Dataset records:
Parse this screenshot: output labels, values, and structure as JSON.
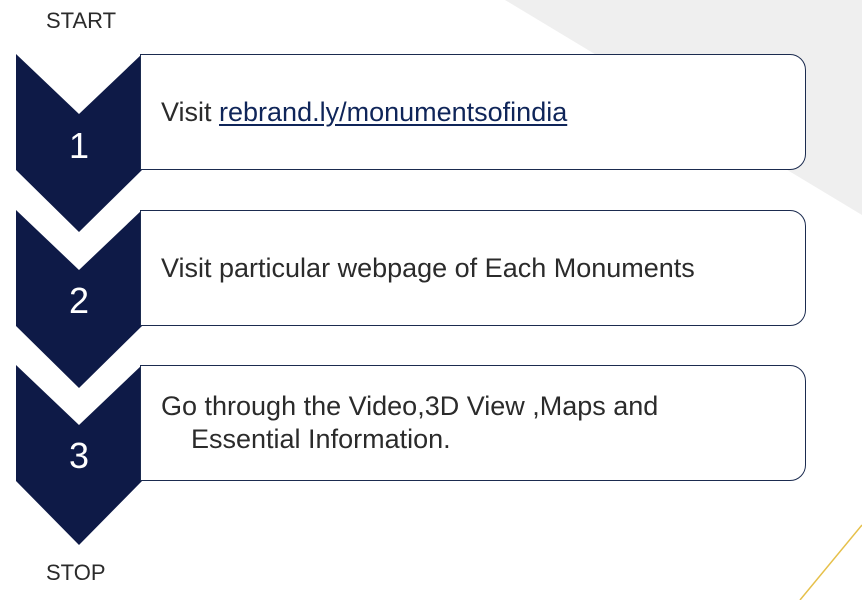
{
  "start_label": "START",
  "stop_label": "STOP",
  "steps": [
    {
      "number": "1",
      "text_prefix": "Visit ",
      "link_text": "rebrand.ly/monumentsofindia"
    },
    {
      "number": "2",
      "text": "Visit particular webpage of Each Monuments"
    },
    {
      "number": "3",
      "text_line1": "Go through the Video,3D View ,Maps and",
      "text_line2": "Essential Information."
    }
  ],
  "colors": {
    "chevron_navy": "#0e1a47",
    "box_border": "#1b2b4f",
    "accent_gold": "#e6c04a",
    "corner_gray": "#efefef"
  }
}
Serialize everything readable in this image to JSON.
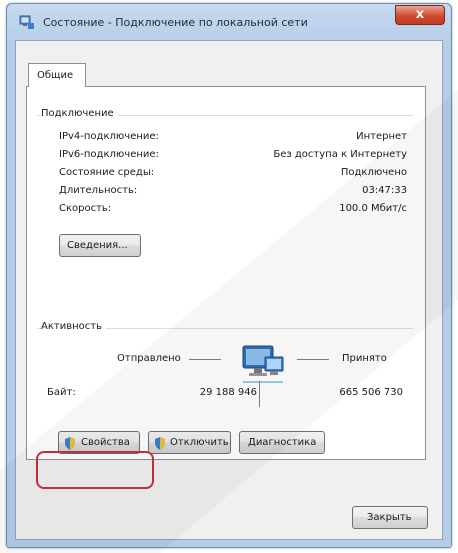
{
  "window": {
    "title": "Состояние - Подключение по локальной сети",
    "close_label": "x"
  },
  "tabs": [
    {
      "label": "Общие"
    }
  ],
  "connection": {
    "group_label": "Подключение",
    "rows": [
      {
        "label": "IPv4-подключение:",
        "value": "Интернет"
      },
      {
        "label": "IPv6-подключение:",
        "value": "Без доступа к Интернету"
      },
      {
        "label": "Состояние среды:",
        "value": "Подключено"
      },
      {
        "label": "Длительность:",
        "value": "03:47:33"
      },
      {
        "label": "Скорость:",
        "value": "100.0 Мбит/с"
      }
    ],
    "details_button": "Сведения..."
  },
  "activity": {
    "group_label": "Активность",
    "sent_label": "Отправлено",
    "received_label": "Принято",
    "bytes_label": "Байт:",
    "bytes_sent": "29 188 946",
    "bytes_received": "665 506 730"
  },
  "buttons": {
    "properties": "Свойства",
    "disable": "Отключить",
    "diagnose": "Диагностика",
    "close": "Закрыть"
  },
  "colors": {
    "highlight": "#c8303a",
    "frame_accent": "#b5cde8"
  }
}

◆ **Do this**
Search the data above for the word "JSON", then gather each line in which it appears.

◆ **Expected answer**
Parse this screenshot: output labels, values, and structure as JSON.
Serialize everything readable in this image to JSON.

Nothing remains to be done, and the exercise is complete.